■ **Short exercise**:
Repeat the entries that follow verbatim, without any of their pictures.

■ **Rows**:
>> begin

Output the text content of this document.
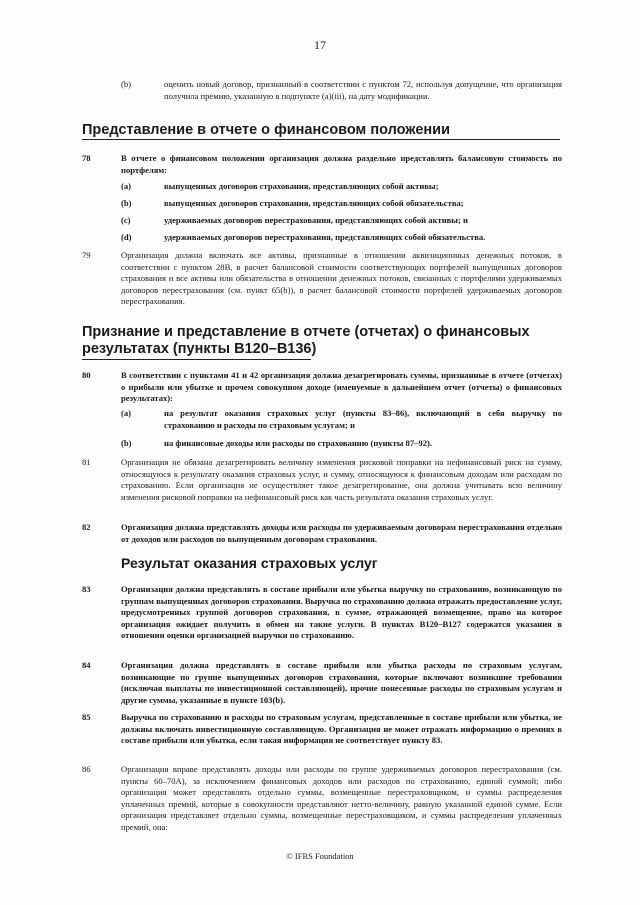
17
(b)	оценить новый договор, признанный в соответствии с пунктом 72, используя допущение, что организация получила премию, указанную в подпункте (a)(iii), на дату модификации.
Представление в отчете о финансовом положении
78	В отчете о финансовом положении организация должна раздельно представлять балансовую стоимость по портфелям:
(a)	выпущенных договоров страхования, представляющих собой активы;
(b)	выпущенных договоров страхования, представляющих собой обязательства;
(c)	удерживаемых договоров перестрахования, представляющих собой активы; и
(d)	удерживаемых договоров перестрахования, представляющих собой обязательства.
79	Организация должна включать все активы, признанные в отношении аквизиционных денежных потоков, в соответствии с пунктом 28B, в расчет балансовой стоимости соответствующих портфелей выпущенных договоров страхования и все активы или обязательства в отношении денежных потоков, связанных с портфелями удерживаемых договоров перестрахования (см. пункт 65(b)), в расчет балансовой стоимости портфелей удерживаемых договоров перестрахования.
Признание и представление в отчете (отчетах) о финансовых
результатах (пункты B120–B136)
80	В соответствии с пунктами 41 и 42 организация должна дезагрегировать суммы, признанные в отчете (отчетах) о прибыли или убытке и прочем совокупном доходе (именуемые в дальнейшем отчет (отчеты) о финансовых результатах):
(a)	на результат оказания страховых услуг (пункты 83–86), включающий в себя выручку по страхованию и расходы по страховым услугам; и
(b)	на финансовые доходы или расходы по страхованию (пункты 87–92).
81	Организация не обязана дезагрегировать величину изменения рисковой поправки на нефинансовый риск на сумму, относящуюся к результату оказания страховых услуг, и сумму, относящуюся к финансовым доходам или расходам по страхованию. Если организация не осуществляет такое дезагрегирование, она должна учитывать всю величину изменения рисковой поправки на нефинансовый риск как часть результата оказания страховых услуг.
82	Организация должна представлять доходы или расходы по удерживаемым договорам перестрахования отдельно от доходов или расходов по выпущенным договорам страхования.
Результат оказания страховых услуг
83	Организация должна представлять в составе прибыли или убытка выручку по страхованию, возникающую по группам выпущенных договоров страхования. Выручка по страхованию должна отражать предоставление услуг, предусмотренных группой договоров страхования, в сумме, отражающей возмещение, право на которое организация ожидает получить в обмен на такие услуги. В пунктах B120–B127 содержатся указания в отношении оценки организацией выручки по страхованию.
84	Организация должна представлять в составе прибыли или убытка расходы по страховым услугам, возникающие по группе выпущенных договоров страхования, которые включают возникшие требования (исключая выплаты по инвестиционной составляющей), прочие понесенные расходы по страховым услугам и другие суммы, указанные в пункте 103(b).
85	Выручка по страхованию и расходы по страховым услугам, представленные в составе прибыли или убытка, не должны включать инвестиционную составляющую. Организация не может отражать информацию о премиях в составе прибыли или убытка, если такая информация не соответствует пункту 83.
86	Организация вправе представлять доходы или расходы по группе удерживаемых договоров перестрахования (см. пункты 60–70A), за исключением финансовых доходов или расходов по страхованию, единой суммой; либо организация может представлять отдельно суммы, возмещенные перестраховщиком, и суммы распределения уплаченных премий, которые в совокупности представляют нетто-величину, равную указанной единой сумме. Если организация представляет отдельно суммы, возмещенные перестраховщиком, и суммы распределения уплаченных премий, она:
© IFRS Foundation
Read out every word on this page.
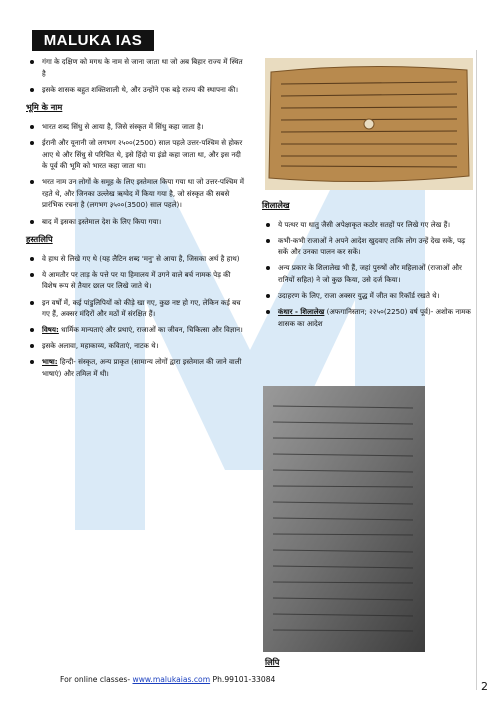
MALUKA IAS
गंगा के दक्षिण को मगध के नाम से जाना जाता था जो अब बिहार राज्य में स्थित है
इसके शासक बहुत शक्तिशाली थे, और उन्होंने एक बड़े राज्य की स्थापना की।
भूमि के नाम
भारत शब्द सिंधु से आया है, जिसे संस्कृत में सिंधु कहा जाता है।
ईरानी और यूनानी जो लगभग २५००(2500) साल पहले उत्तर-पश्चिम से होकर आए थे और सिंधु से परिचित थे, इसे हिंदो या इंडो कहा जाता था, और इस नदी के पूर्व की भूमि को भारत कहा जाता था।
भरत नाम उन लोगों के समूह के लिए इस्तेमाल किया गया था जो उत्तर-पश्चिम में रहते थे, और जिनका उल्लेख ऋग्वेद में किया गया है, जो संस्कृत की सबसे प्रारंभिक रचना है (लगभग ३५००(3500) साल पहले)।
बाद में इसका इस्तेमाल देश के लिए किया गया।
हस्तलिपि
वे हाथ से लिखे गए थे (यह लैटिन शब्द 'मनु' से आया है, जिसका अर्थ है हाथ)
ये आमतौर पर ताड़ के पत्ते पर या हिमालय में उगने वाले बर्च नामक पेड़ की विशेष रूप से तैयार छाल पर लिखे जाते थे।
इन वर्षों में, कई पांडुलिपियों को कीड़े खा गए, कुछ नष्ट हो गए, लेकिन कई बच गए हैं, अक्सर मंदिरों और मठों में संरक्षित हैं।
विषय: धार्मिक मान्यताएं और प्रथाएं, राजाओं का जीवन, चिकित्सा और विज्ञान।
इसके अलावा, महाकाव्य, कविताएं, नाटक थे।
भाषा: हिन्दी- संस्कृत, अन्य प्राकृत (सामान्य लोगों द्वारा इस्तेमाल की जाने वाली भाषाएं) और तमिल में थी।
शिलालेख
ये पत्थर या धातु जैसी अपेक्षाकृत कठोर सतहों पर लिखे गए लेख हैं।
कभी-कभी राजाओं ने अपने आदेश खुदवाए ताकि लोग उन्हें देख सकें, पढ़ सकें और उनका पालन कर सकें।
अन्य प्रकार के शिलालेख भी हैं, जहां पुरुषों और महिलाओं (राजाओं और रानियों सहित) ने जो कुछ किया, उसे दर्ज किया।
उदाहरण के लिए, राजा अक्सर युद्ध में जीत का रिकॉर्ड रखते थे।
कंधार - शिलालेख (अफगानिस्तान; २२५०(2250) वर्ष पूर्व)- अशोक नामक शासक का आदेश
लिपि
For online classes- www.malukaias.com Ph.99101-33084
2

>> end

■ **Answer to the exercise**:
Output the text content of this document.
17
(b)	оценить новый договор, признанный в соответствии с пунктом 72, используя допущение, что организация получила премию, указанную в подпункте (a)(iii), на дату модификации.
Представление в отчете о финансовом положении
78	В отчете о финансовом положении организация должна раздельно представлять балансовую стоимость по портфелям:
(a)	выпущенных договоров страхования, представляющих собой активы;
(b)	выпущенных договоров страхования, представляющих собой обязательства;
(c)	удерживаемых договоров перестрахования, представляющих собой активы; и
(d)	удерживаемых договоров перестрахования, представляющих собой обязательства.
79	Организация должна включать все активы, признанные в отношении аквизиционных денежных потоков, в соответствии с пунктом 28B, в расчет балансовой стоимости соответствующих портфелей выпущенных договоров страхования и все активы или обязательства в отношении денежных потоков, связанных с портфелями удерживаемых договоров перестрахования (см. пункт 65(b)), в расчет балансовой стоимости портфелей удерживаемых договоров перестрахования.
Признание и представление в отчете (отчетах) о финансовых
результатах (пункты B120–B136)
80	В соответствии с пунктами 41 и 42 организация должна дезагрегировать суммы, признанные в отчете (отчетах) о прибыли или убытке и прочем совокупном доходе (именуемые в дальнейшем отчет (отчеты) о финансовых результатах):
(a)	на результат оказания страховых услуг (пункты 83–86), включающий в себя выручку по страхованию и расходы по страховым услугам; и
(b)	на финансовые доходы или расходы по страхованию (пункты 87–92).
81	Организация не обязана дезагрегировать величину изменения рисковой поправки на нефинансовый риск на сумму, относящуюся к результату оказания страховых услуг, и сумму, относящуюся к финансовым доходам или расходам по страхованию. Если организация не осуществляет такое дезагрегирование, она должна учитывать всю величину изменения рисковой поправки на нефинансовый риск как часть результата оказания страховых услуг.
82	Организация должна представлять доходы или расходы по удерживаемым договорам перестрахования отдельно от доходов или расходов по выпущенным договорам страхования.
Результат оказания страховых услуг
83	Организация должна представлять в составе прибыли или убытка выручку по страхованию, возникающую по группам выпущенных договоров страхования. Выручка по страхованию должна отражать предоставление услуг, предусмотренных группой договоров страхования, в сумме, отражающей возмещение, право на которое организация ожидает получить в обмен на такие услуги. В пунктах B120–B127 содержатся указания в отношении оценки организацией выручки по страхованию.
84	Организация должна представлять в составе прибыли или убытка расходы по страховым услугам, возникающие по группе выпущенных договоров страхования, которые включают возникшие требования (исключая выплаты по инвестиционной составляющей), прочие понесенные расходы по страховым услугам и другие суммы, указанные в пункте 103(b).
85	Выручка по страхованию и расходы по страховым услугам, представленные в составе прибыли или убытка, не должны включать инвестиционную составляющую. Организация не может отражать информацию о премиях в составе прибыли или убытка, если такая информация не соответствует пункту 83.
86	Организация вправе представлять доходы или расходы по группе удерживаемых договоров перестрахования (см. пункты 60–70A), за исключением финансовых доходов или расходов по страхованию, единой суммой; либо организация может представлять отдельно суммы, возмещенные перестраховщиком, и суммы распределения уплаченных премий, которые в совокупности представляют нетто-величину, равную указанной единой сумме. Если организация представляет отдельно суммы, возмещенные перестраховщиком, и суммы распределения уплаченных премий, она:
© IFRS Foundation
Read out every word on this page.
MALUKA IAS
गंगा के दक्षिण को मगध के नाम से जाना जाता था जो अब बिहार राज्य में स्थित है
इसके शासक बहुत शक्तिशाली थे, और उन्होंने एक बड़े राज्य की स्थापना की।
भूमि के नाम
भारत शब्द सिंधु से आया है, जिसे संस्कृत में सिंधु कहा जाता है।
ईरानी और यूनानी जो लगभग २५००(2500) साल पहले उत्तर-पश्चिम से होकर आए थे और सिंधु से परिचित थे, इसे हिंदो या इंडो कहा जाता था, और इस नदी के पूर्व की भूमि को भारत कहा जाता था।
भरत नाम उन लोगों के समूह के लिए इस्तेमाल किया गया था जो उत्तर-पश्चिम में रहते थे, और जिनका उल्लेख ऋग्वेद में किया गया है, जो संस्कृत की सबसे प्रारंभिक रचना है (लगभग ३५००(3500) साल पहले)।
बाद में इसका इस्तेमाल देश के लिए किया गया।
हस्तलिपि
वे हाथ से लिखे गए थे (यह लैटिन शब्द 'मनु' से आया है, जिसका अर्थ है हाथ)
ये आमतौर पर ताड़ के पत्ते पर या हिमालय में उगने वाले बर्च नामक पेड़ की विशेष रूप से तैयार छाल पर लिखे जाते थे।
इन वर्षों में, कई पांडुलिपियों को कीड़े खा गए, कुछ नष्ट हो गए, लेकिन कई बच गए हैं, अक्सर मंदिरों और मठों में संरक्षित हैं।
विषय: धार्मिक मान्यताएं और प्रथाएं, राजाओं का जीवन, चिकित्सा और विज्ञान।
इसके अलावा, महाकाव्य, कविताएं, नाटक थे।
भाषा: हिन्दी- संस्कृत, अन्य प्राकृत (सामान्य लोगों द्वारा इस्तेमाल की जाने वाली भाषाएं) और तमिल में थी।
शिलालेख
ये पत्थर या धातु जैसी अपेक्षाकृत कठोर सतहों पर लिखे गए लेख हैं।
कभी-कभी राजाओं ने अपने आदेश खुदवाए ताकि लोग उन्हें देख सकें, पढ़ सकें और उनका पालन कर सकें।
अन्य प्रकार के शिलालेख भी हैं, जहां पुरुषों और महिलाओं (राजाओं और रानियों सहित) ने जो कुछ किया, उसे दर्ज किया।
उदाहरण के लिए, राजा अक्सर युद्ध में जीत का रिकॉर्ड रखते थे।
कंधार - शिलालेख (अफगानिस्तान; २२५०(2250) वर्ष पूर्व)- अशोक नामक शासक का आदेश
लिपि
For online classes- www.malukaias.com Ph.99101-33084
2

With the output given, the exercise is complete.